===== SUPPLIED RECORDS =====
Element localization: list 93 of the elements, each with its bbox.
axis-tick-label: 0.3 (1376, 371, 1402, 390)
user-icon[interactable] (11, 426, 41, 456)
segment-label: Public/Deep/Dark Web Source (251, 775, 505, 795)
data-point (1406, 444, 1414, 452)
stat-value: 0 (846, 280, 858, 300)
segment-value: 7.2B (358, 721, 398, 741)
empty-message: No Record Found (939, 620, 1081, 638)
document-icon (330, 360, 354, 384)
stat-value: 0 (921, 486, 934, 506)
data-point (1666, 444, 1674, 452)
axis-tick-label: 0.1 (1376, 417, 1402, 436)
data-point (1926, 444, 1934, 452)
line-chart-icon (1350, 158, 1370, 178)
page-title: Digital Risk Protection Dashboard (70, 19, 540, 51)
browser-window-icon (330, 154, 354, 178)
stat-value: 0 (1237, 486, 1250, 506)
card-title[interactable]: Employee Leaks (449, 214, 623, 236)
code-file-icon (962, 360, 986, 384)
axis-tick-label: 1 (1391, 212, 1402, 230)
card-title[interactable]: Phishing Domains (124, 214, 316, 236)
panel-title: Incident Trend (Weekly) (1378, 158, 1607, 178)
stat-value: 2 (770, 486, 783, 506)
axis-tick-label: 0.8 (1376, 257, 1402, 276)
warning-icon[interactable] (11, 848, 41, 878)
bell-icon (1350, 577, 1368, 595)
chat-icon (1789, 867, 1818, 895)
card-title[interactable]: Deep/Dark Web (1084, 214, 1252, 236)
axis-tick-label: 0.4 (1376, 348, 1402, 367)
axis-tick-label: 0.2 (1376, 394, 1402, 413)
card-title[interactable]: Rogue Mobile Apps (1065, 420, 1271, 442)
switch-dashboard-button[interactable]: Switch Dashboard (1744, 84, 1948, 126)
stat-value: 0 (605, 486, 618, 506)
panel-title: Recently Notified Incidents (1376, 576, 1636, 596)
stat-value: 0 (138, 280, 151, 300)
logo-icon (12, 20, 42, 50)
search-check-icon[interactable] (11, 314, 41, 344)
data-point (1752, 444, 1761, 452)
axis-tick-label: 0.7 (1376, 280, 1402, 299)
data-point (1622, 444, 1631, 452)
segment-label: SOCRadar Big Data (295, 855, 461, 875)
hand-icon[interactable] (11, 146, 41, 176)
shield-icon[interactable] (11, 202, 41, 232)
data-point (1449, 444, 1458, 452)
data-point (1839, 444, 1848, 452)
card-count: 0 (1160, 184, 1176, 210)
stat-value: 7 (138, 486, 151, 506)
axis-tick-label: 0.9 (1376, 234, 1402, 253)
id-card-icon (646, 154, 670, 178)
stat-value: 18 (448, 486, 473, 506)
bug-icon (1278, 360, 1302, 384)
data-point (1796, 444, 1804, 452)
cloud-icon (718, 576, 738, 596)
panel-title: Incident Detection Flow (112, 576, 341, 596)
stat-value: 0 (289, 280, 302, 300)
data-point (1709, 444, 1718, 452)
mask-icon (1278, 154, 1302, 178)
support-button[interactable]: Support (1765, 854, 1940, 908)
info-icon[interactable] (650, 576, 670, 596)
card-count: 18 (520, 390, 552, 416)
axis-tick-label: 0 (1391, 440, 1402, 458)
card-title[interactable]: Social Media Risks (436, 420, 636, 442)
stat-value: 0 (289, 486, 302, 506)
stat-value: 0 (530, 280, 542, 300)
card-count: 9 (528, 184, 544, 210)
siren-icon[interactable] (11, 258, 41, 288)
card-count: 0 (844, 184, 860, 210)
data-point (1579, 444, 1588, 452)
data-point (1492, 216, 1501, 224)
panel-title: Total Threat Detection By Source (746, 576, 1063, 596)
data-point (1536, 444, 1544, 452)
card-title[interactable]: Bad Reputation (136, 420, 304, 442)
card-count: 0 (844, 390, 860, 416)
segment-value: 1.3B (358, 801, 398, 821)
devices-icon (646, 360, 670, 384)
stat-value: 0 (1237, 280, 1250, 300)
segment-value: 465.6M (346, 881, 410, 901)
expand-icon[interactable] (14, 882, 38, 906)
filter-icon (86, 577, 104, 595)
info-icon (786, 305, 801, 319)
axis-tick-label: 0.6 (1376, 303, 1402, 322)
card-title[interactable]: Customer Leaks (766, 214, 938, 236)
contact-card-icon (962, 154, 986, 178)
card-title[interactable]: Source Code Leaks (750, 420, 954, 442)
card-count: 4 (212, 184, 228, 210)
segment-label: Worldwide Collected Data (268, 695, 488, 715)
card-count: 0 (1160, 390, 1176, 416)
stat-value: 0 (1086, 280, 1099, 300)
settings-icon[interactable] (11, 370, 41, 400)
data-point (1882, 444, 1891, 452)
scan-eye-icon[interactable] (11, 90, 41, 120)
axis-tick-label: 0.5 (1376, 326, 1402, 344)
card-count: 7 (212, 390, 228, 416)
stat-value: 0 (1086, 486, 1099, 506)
=====
AIM
Rewrite the listing above, changing every "stat-value" to "metric-value" and keeping all other text the same.

REPLY
Element localization: list 93 of the elements, each with its bbox.
axis-tick-label: 0.3 (1376, 371, 1402, 390)
user-icon[interactable] (11, 426, 41, 456)
segment-label: Public/Deep/Dark Web Source (251, 775, 505, 795)
data-point (1406, 444, 1414, 452)
metric-value: 0 (846, 280, 858, 300)
segment-value: 7.2B (358, 721, 398, 741)
empty-message: No Record Found (939, 620, 1081, 638)
document-icon (330, 360, 354, 384)
metric-value: 0 (921, 486, 934, 506)
data-point (1666, 444, 1674, 452)
axis-tick-label: 0.1 (1376, 417, 1402, 436)
data-point (1926, 444, 1934, 452)
line-chart-icon (1350, 158, 1370, 178)
page-title: Digital Risk Protection Dashboard (70, 19, 540, 51)
browser-window-icon (330, 154, 354, 178)
metric-value: 0 (1237, 486, 1250, 506)
card-title[interactable]: Employee Leaks (449, 214, 623, 236)
code-file-icon (962, 360, 986, 384)
axis-tick-label: 1 (1391, 212, 1402, 230)
card-title[interactable]: Phishing Domains (124, 214, 316, 236)
panel-title: Incident Trend (Weekly) (1378, 158, 1607, 178)
metric-value: 2 (770, 486, 783, 506)
axis-tick-label: 0.8 (1376, 257, 1402, 276)
warning-icon[interactable] (11, 848, 41, 878)
bell-icon (1350, 577, 1368, 595)
chat-icon (1789, 867, 1818, 895)
card-title[interactable]: Deep/Dark Web (1084, 214, 1252, 236)
axis-tick-label: 0.4 (1376, 348, 1402, 367)
axis-tick-label: 0.2 (1376, 394, 1402, 413)
card-title[interactable]: Rogue Mobile Apps (1065, 420, 1271, 442)
switch-dashboard-button[interactable]: Switch Dashboard (1744, 84, 1948, 126)
metric-value: 0 (605, 486, 618, 506)
panel-title: Recently Notified Incidents (1376, 576, 1636, 596)
metric-value: 0 (138, 280, 151, 300)
logo-icon (12, 20, 42, 50)
search-check-icon[interactable] (11, 314, 41, 344)
data-point (1752, 444, 1761, 452)
axis-tick-label: 0.7 (1376, 280, 1402, 299)
data-point (1622, 444, 1631, 452)
segment-label: SOCRadar Big Data (295, 855, 461, 875)
hand-icon[interactable] (11, 146, 41, 176)
shield-icon[interactable] (11, 202, 41, 232)
data-point (1449, 444, 1458, 452)
data-point (1839, 444, 1848, 452)
card-count: 0 (1160, 184, 1176, 210)
metric-value: 7 (138, 486, 151, 506)
axis-tick-label: 0.9 (1376, 234, 1402, 253)
id-card-icon (646, 154, 670, 178)
metric-value: 18 (448, 486, 473, 506)
bug-icon (1278, 360, 1302, 384)
data-point (1796, 444, 1804, 452)
cloud-icon (718, 576, 738, 596)
panel-title: Incident Detection Flow (112, 576, 341, 596)
metric-value: 0 (289, 280, 302, 300)
data-point (1709, 444, 1718, 452)
mask-icon (1278, 154, 1302, 178)
support-button[interactable]: Support (1765, 854, 1940, 908)
info-icon[interactable] (650, 576, 670, 596)
card-count: 18 (520, 390, 552, 416)
axis-tick-label: 0 (1391, 440, 1402, 458)
card-title[interactable]: Social Media Risks (436, 420, 636, 442)
metric-value: 0 (289, 486, 302, 506)
metric-value: 0 (530, 280, 542, 300)
card-count: 9 (528, 184, 544, 210)
siren-icon[interactable] (11, 258, 41, 288)
card-count: 0 (844, 184, 860, 210)
data-point (1579, 444, 1588, 452)
data-point (1492, 216, 1501, 224)
panel-title: Total Threat Detection By Source (746, 576, 1063, 596)
data-point (1536, 444, 1544, 452)
card-title[interactable]: Bad Reputation (136, 420, 304, 442)
card-count: 0 (844, 390, 860, 416)
segment-value: 1.3B (358, 801, 398, 821)
devices-icon (646, 360, 670, 384)
metric-value: 0 (1237, 280, 1250, 300)
segment-value: 465.6M (346, 881, 410, 901)
expand-icon[interactable] (14, 882, 38, 906)
filter-icon (86, 577, 104, 595)
info-icon (786, 305, 801, 319)
axis-tick-label: 0.6 (1376, 303, 1402, 322)
card-title[interactable]: Customer Leaks (766, 214, 938, 236)
contact-card-icon (962, 154, 986, 178)
card-title[interactable]: Source Code Leaks (750, 420, 954, 442)
card-count: 4 (212, 184, 228, 210)
segment-label: Worldwide Collected Data (268, 695, 488, 715)
card-count: 0 (1160, 390, 1176, 416)
metric-value: 0 (1086, 280, 1099, 300)
settings-icon[interactable] (11, 370, 41, 400)
data-point (1882, 444, 1891, 452)
scan-eye-icon[interactable] (11, 90, 41, 120)
axis-tick-label: 0.5 (1376, 326, 1402, 344)
card-count: 7 (212, 390, 228, 416)
metric-value: 0 (1086, 486, 1099, 506)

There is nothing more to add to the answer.